[Stored data]
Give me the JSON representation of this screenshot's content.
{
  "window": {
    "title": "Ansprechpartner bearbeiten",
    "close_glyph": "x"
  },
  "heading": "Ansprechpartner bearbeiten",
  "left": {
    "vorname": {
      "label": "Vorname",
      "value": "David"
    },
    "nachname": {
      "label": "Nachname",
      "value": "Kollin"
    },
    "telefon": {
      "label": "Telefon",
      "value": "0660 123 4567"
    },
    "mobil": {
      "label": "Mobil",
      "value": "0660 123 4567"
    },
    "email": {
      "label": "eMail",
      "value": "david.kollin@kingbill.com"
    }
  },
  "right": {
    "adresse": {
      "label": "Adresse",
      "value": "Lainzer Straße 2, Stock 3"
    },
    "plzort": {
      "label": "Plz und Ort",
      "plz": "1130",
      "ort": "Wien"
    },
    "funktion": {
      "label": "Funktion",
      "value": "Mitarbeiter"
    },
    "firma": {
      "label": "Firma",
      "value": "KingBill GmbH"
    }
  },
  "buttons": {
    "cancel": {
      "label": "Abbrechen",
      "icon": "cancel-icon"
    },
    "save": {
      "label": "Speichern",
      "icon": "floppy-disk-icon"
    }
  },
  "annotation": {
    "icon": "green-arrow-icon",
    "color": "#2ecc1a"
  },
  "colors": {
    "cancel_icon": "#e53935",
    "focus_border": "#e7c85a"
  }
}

**Work to be completed**:
Scan the records above for the string "value", then select every line that holds it.

**Result for this task**:
      "value": "David"
      "value": "Kollin"
      "value": "0660 123 4567"
      "value": "0660 123 4567"
      "value": "david.kollin@kingbill.com"
      "value": "Lainzer Straße 2, Stock 3"
      "value": "Mitarbeiter"
      "value": "KingBill GmbH"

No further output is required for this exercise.